- **Extracted entries**

==============================

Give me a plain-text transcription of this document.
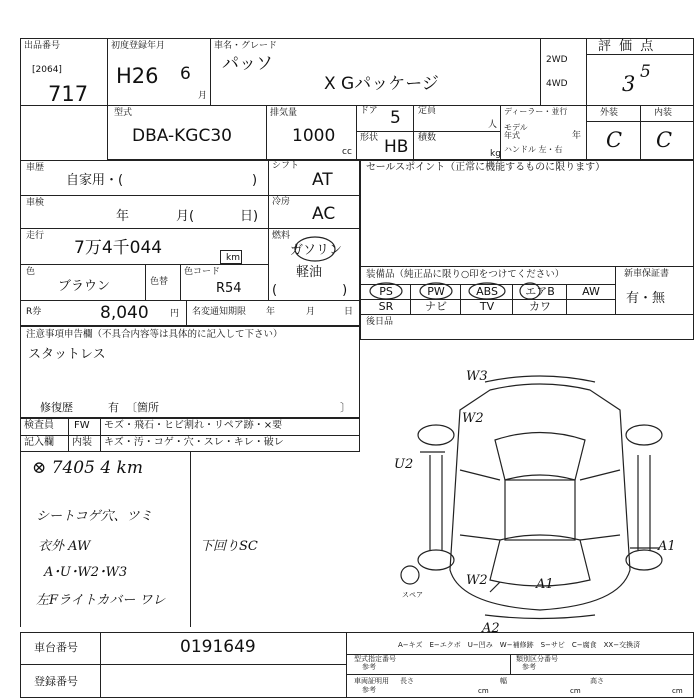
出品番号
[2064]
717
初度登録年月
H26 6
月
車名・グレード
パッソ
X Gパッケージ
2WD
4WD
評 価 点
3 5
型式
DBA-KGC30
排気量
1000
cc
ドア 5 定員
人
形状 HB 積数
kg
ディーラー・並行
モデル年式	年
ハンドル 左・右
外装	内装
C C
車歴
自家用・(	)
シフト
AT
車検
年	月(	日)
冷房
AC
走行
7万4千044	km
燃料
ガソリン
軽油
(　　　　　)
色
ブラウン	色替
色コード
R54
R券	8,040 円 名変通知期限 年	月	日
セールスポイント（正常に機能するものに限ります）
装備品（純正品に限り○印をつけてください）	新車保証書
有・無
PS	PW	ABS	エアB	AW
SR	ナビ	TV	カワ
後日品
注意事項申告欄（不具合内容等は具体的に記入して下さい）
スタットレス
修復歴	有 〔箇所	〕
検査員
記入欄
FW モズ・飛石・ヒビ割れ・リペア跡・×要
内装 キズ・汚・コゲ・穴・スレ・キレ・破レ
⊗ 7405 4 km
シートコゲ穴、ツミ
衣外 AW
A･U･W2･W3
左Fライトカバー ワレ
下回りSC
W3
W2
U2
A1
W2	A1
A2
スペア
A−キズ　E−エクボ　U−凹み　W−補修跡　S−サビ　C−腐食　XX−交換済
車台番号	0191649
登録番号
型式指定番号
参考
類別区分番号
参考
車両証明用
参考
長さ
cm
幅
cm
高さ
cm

==============================

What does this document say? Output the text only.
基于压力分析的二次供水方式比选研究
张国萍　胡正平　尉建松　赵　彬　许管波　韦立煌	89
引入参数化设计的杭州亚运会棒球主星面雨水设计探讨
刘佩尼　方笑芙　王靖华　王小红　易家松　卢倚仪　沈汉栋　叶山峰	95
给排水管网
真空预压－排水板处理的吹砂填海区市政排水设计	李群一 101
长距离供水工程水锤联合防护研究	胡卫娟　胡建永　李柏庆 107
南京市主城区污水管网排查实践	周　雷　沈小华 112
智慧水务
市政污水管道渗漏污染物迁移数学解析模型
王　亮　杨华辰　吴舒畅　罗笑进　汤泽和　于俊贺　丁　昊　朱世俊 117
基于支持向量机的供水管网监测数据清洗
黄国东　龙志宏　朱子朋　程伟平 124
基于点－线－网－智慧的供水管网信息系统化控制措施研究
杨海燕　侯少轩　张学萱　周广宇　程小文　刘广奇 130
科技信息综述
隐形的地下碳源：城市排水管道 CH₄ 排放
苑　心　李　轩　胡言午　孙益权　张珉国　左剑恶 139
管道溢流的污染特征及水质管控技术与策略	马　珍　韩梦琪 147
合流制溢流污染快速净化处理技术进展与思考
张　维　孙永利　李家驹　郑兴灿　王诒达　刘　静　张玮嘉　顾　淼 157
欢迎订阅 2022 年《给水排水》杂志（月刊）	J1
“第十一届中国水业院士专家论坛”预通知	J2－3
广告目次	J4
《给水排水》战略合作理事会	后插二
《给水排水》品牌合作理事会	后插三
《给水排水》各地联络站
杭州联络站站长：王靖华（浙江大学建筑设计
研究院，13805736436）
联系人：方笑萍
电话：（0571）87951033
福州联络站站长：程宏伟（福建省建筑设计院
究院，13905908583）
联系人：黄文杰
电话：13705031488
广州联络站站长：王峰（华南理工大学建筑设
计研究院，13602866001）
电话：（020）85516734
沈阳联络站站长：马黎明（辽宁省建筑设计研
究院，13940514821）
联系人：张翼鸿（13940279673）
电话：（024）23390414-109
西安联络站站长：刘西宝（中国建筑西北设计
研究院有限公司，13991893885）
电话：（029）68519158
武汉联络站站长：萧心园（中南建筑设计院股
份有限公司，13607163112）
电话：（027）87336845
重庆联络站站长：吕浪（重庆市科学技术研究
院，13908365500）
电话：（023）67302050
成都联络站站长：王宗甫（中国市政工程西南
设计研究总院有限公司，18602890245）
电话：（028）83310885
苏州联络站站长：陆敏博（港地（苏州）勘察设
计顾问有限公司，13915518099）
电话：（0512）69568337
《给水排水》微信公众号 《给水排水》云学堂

==============================

- **Exercise brief**
Return every line in the listing that contains the word "给水排水".

- **Answer**
欢迎订阅 2022 年《给水排水》杂志（月刊）	J1
《给水排水》战略合作理事会	后插二
《给水排水》品牌合作理事会	后插三
《给水排水》各地联络站
《给水排水》微信公众号 《给水排水》云学堂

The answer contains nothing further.